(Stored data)
----------

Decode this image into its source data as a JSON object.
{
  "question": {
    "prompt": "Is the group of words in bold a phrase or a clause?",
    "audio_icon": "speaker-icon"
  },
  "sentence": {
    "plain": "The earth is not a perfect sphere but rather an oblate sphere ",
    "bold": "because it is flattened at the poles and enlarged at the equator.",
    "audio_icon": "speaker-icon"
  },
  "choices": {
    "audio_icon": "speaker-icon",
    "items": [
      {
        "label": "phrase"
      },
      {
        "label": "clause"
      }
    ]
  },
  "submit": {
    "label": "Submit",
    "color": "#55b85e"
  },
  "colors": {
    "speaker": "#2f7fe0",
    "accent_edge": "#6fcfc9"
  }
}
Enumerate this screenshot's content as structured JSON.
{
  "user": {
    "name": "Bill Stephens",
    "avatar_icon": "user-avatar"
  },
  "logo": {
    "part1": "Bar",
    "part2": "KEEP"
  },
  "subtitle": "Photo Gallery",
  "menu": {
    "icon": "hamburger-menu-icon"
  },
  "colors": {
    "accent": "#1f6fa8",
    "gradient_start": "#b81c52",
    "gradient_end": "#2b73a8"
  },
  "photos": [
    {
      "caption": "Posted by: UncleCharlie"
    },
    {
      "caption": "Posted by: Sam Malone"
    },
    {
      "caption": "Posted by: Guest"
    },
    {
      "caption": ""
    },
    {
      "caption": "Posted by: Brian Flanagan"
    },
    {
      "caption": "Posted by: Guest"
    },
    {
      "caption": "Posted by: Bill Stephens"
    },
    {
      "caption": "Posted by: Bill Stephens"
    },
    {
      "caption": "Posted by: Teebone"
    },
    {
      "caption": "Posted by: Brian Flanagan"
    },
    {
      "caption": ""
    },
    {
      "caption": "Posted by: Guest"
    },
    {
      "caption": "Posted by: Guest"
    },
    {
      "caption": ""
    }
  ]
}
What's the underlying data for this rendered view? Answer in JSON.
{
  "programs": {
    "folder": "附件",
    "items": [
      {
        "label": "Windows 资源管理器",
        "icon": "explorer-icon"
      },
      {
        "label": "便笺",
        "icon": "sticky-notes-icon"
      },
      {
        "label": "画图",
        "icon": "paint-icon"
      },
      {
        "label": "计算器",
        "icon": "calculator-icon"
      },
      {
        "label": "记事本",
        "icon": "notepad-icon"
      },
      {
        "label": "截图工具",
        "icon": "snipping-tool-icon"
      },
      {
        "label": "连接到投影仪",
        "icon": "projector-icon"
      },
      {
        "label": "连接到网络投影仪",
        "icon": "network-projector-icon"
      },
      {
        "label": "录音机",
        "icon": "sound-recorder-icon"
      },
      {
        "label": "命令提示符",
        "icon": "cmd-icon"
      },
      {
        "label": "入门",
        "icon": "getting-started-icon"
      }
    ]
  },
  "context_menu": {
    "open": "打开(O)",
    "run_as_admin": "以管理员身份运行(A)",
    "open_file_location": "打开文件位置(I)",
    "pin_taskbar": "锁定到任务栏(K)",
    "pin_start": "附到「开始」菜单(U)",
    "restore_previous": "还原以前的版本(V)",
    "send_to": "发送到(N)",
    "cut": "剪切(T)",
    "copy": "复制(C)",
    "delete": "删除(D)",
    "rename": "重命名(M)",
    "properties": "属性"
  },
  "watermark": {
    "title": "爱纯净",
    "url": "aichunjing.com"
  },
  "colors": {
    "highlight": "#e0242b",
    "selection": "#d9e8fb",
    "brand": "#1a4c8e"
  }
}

----------

> **TASK DETAILS**:
Copy all lines above containing the string "phrase".

> **COMPLETED EXERCISE**:
    "prompt": "Is the group of words in bold a phrase or a clause?",
        "label": "phrase"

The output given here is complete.